-- Given data --

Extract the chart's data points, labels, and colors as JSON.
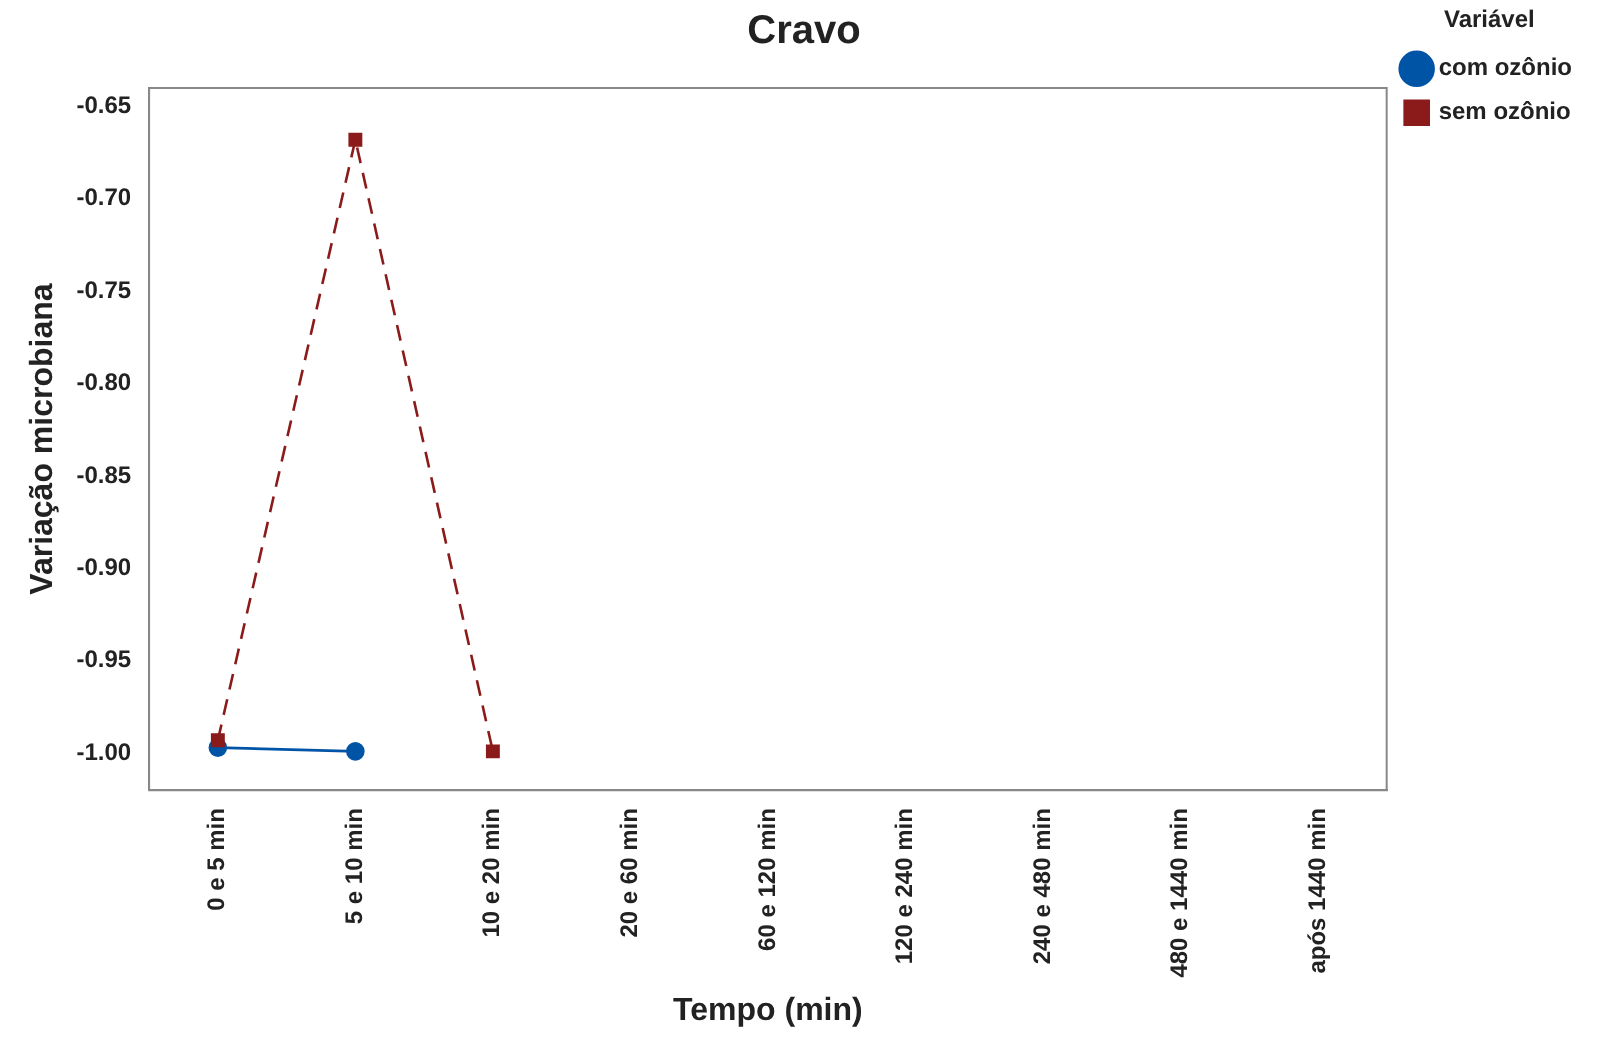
{
  "chart_data": {
    "type": "line",
    "title": "Cravo",
    "xlabel": "Tempo (min)",
    "ylabel": "Variação microbiana",
    "legend_title": "Variável",
    "categories": [
      "0 e 5 min",
      "5 e 10 min",
      "10 e 20 min",
      "20 e 60 min",
      "60 e 120 min",
      "120 e 240 min",
      "240 e 480 min",
      "480 e 1440 min",
      "após 1440 min"
    ],
    "series": [
      {
        "name": "com ozônio",
        "color": "#0054a6",
        "marker": "circle",
        "line_style": "solid",
        "values": [
          -0.997,
          -0.999,
          null,
          null,
          null,
          null,
          null,
          null,
          null
        ]
      },
      {
        "name": "sem ozônio",
        "color": "#8b1a1a",
        "marker": "square",
        "line_style": "dashed",
        "values": [
          -0.993,
          -0.668,
          -0.999,
          null,
          null,
          null,
          null,
          null,
          null
        ]
      }
    ],
    "ylim": [
      -1.02,
      -0.64
    ],
    "yticks": [
      -0.65,
      {
        "value": -0.7,
        "label": "-0.70"
      },
      -0.75,
      {
        "value": -0.8,
        "label": "-0.80"
      },
      -0.85,
      {
        "value": -0.9,
        "label": "-0.90"
      },
      -0.95,
      {
        "value": -1,
        "label": "-1.00"
      }
    ],
    "grid": false,
    "legend": "top right"
  }
}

-- Exercise --
Keep the pictures out of the copy and write out the data exactly as it stands.

-- Task output --
Extract the chart's data points, labels, and colors as JSON.
{
  "chart_data": {
    "type": "line",
    "title": "Cravo",
    "xlabel": "Tempo (min)",
    "ylabel": "Variação microbiana",
    "legend_title": "Variável",
    "categories": [
      "0 e 5 min",
      "5 e 10 min",
      "10 e 20 min",
      "20 e 60 min",
      "60 e 120 min",
      "120 e 240 min",
      "240 e 480 min",
      "480 e 1440 min",
      "após 1440 min"
    ],
    "series": [
      {
        "name": "com ozônio",
        "color": "#0054a6",
        "marker": "circle",
        "line_style": "solid",
        "values": [
          -0.997,
          -0.999,
          null,
          null,
          null,
          null,
          null,
          null,
          null
        ]
      },
      {
        "name": "sem ozônio",
        "color": "#8b1a1a",
        "marker": "square",
        "line_style": "dashed",
        "values": [
          -0.993,
          -0.668,
          -0.999,
          null,
          null,
          null,
          null,
          null,
          null
        ]
      }
    ],
    "ylim": [
      -1.02,
      -0.64
    ],
    "yticks": [
      -0.65,
      {
        "value": -0.7,
        "label": "-0.70"
      },
      -0.75,
      {
        "value": -0.8,
        "label": "-0.80"
      },
      -0.85,
      {
        "value": -0.9,
        "label": "-0.90"
      },
      -0.95,
      {
        "value": -1,
        "label": "-1.00"
      }
    ],
    "grid": false,
    "legend": "top right"
  }
}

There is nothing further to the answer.